▶ _Problem to work on_
Look through the entries below and count the lines with the word "duplicate" in them; give only the number.

[Collected data]
= = =

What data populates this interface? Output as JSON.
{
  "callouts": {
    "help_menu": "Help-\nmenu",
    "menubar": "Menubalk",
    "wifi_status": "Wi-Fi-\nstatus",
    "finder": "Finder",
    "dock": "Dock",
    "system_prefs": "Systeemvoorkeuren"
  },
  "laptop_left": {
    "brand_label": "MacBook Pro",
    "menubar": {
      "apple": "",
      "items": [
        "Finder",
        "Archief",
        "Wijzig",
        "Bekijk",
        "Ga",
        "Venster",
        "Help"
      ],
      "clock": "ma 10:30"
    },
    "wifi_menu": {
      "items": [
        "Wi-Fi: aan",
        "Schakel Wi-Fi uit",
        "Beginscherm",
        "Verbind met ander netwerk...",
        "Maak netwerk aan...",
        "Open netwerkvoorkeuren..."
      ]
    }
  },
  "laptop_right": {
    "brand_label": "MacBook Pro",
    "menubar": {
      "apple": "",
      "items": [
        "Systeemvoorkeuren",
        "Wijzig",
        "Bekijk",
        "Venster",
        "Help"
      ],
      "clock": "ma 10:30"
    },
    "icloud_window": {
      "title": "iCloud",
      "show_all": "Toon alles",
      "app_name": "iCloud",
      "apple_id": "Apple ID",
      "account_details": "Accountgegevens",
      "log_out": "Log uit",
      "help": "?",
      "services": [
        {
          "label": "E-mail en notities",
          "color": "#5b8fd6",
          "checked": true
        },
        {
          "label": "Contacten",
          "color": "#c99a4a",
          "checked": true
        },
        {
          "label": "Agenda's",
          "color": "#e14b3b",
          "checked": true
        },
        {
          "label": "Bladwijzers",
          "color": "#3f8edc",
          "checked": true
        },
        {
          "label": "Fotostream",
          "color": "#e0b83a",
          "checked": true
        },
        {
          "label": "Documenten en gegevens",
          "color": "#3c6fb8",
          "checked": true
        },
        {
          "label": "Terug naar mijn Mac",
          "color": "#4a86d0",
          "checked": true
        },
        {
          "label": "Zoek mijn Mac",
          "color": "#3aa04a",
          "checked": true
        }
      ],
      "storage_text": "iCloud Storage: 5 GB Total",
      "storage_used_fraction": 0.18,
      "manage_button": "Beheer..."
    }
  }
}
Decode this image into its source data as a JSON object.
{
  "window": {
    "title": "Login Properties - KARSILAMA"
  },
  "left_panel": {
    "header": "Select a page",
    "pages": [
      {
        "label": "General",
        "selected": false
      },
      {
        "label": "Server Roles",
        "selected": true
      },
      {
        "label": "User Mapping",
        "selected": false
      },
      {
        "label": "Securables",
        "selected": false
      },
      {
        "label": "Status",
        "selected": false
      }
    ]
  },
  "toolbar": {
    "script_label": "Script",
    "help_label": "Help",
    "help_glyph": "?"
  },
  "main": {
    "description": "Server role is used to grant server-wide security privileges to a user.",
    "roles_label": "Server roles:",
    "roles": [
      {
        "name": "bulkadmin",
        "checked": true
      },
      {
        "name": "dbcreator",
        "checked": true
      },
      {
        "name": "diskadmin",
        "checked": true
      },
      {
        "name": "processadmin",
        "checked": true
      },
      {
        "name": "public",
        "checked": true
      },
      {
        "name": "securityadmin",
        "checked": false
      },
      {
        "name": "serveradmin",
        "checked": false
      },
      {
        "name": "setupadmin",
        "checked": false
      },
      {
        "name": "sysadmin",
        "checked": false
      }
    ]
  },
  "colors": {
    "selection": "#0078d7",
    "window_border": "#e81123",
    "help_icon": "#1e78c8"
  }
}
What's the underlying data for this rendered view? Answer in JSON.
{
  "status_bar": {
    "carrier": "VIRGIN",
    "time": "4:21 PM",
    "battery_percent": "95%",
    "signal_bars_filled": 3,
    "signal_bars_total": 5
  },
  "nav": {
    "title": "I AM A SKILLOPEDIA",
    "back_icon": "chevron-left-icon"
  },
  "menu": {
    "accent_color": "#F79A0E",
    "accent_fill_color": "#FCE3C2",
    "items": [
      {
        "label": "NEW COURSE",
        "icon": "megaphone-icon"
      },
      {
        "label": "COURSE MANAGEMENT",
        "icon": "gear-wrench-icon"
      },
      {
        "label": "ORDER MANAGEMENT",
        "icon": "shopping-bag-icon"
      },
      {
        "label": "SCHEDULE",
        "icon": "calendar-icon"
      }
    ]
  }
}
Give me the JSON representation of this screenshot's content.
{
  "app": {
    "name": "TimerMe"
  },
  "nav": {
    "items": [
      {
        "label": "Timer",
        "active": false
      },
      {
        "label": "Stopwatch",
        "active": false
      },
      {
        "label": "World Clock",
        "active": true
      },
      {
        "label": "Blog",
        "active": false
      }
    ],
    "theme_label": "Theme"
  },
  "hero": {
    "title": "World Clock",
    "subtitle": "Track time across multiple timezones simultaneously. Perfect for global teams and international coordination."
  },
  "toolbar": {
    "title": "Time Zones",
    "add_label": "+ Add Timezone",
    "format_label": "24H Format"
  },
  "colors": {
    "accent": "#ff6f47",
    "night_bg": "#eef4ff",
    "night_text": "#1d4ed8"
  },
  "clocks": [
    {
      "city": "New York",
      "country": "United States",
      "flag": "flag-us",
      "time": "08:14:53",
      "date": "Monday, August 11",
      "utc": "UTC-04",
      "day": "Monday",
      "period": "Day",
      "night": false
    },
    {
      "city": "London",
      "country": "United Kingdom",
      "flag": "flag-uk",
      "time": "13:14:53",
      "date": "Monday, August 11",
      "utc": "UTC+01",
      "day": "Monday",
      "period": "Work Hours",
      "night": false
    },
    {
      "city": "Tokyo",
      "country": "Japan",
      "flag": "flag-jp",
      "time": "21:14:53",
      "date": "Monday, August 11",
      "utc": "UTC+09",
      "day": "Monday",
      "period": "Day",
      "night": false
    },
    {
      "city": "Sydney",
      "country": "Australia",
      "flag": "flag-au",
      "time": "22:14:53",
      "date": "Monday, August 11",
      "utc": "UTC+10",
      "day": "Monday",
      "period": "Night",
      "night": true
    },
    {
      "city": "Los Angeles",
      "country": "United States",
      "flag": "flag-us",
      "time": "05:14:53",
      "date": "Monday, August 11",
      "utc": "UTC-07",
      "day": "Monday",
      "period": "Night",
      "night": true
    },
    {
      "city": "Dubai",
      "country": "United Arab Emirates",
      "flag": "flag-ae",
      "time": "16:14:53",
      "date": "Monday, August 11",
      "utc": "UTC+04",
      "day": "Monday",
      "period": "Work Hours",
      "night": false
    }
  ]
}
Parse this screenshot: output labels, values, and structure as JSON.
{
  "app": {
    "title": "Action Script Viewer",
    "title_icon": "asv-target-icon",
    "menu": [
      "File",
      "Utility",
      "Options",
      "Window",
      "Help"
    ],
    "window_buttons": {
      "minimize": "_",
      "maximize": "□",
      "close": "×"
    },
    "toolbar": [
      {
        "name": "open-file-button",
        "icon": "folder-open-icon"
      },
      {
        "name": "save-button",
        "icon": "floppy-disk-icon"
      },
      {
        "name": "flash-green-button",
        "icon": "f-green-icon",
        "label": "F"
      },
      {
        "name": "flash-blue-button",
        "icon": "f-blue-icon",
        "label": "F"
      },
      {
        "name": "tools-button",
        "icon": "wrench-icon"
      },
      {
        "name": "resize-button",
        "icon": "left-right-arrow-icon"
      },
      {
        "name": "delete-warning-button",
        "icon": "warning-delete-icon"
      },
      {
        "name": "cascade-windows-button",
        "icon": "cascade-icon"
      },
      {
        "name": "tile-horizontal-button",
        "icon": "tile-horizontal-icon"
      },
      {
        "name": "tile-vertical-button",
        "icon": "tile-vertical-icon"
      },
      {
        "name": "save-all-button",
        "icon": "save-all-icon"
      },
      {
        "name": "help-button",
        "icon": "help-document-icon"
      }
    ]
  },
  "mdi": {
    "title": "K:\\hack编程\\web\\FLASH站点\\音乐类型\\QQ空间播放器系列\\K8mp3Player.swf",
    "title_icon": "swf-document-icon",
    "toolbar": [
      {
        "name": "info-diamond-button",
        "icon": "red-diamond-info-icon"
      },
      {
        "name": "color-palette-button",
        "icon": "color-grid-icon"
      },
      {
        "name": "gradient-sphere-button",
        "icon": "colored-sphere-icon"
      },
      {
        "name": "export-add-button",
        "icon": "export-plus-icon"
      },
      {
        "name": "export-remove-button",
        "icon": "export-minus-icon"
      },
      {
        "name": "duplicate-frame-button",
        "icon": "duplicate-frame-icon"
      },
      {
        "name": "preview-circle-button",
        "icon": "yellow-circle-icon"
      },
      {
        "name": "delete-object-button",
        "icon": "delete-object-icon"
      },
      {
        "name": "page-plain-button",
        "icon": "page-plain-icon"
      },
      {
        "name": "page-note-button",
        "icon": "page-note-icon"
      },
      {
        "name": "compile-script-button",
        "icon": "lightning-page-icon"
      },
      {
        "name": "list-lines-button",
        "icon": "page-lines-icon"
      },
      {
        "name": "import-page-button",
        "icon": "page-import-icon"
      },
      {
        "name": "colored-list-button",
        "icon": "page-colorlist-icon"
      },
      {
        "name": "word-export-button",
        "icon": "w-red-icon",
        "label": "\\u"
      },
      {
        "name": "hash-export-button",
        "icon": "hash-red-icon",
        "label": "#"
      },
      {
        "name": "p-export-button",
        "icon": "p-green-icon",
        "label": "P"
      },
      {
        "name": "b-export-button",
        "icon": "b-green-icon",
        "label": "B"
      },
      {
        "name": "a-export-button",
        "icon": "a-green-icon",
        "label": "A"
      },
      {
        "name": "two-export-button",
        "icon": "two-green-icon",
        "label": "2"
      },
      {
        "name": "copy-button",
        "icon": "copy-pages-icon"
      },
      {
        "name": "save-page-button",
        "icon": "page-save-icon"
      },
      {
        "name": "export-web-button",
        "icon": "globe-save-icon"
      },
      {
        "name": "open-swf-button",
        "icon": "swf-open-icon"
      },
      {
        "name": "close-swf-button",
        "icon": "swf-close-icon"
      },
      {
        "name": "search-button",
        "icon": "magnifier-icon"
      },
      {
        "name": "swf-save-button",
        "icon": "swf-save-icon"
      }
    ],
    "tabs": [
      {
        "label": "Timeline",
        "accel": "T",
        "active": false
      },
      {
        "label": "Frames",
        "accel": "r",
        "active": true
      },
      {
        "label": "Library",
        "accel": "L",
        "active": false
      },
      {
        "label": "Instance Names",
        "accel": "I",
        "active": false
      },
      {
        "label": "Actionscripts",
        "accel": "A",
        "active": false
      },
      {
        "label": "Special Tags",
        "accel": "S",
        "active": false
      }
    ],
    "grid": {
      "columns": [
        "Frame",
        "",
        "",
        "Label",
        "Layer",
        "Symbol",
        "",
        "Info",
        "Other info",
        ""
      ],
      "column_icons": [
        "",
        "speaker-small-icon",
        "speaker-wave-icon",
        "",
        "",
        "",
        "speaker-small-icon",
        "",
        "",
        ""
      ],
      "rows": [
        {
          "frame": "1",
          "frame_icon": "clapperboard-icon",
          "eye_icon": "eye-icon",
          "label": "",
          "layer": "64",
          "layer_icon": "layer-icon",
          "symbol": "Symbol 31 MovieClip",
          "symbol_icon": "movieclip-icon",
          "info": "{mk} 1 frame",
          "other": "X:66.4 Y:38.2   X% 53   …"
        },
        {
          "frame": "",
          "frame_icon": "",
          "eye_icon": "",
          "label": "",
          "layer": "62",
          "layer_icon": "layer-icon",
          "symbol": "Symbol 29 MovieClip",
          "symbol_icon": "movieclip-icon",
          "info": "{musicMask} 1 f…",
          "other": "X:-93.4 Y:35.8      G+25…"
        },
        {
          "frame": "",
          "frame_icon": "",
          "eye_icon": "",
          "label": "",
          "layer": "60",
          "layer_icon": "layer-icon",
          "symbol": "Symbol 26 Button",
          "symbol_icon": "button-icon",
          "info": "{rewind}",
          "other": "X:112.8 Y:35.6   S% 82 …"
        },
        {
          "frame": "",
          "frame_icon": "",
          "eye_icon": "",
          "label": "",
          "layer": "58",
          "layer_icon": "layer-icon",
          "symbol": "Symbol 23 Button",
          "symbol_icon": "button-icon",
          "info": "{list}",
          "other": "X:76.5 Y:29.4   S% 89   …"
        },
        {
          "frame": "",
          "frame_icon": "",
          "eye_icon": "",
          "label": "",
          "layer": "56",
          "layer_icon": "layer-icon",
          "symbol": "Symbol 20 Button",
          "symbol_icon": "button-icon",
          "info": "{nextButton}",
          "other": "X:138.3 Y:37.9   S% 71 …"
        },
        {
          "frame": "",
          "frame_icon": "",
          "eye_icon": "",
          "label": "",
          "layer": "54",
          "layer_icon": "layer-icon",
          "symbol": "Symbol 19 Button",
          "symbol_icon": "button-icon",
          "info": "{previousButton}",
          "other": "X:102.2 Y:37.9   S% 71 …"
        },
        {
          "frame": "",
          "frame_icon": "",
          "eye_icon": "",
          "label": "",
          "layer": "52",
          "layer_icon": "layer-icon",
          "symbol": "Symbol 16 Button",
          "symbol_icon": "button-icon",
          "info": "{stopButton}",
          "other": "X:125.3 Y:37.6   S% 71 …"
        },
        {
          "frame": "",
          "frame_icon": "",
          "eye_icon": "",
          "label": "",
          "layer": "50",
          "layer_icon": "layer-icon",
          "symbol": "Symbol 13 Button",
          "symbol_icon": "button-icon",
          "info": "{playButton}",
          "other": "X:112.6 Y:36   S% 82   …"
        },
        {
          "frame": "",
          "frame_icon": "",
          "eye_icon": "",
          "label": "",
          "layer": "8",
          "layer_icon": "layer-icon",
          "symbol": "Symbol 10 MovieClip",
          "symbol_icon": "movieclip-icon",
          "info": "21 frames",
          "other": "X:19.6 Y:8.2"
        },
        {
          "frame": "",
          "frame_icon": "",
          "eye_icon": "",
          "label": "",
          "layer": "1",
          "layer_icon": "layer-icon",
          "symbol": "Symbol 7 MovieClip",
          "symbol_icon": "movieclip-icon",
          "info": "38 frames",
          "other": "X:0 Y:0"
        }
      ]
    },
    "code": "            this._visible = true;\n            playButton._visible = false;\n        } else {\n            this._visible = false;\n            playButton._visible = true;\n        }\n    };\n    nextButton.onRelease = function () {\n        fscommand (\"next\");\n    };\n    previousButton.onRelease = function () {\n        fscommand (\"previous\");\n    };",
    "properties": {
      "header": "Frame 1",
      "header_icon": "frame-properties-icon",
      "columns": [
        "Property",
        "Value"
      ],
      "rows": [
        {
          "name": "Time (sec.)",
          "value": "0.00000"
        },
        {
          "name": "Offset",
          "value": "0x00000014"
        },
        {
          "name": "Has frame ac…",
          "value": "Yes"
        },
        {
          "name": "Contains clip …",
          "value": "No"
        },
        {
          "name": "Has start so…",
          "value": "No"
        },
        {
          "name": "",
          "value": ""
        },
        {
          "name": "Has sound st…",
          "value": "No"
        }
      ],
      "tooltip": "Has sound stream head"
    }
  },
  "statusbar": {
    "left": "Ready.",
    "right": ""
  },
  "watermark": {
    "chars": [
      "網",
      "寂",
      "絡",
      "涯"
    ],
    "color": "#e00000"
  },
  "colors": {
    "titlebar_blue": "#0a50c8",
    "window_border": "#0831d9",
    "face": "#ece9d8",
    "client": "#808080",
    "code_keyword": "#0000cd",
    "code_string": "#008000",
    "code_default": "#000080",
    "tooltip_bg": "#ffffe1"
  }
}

= = =

▶ _Exercise answer_
2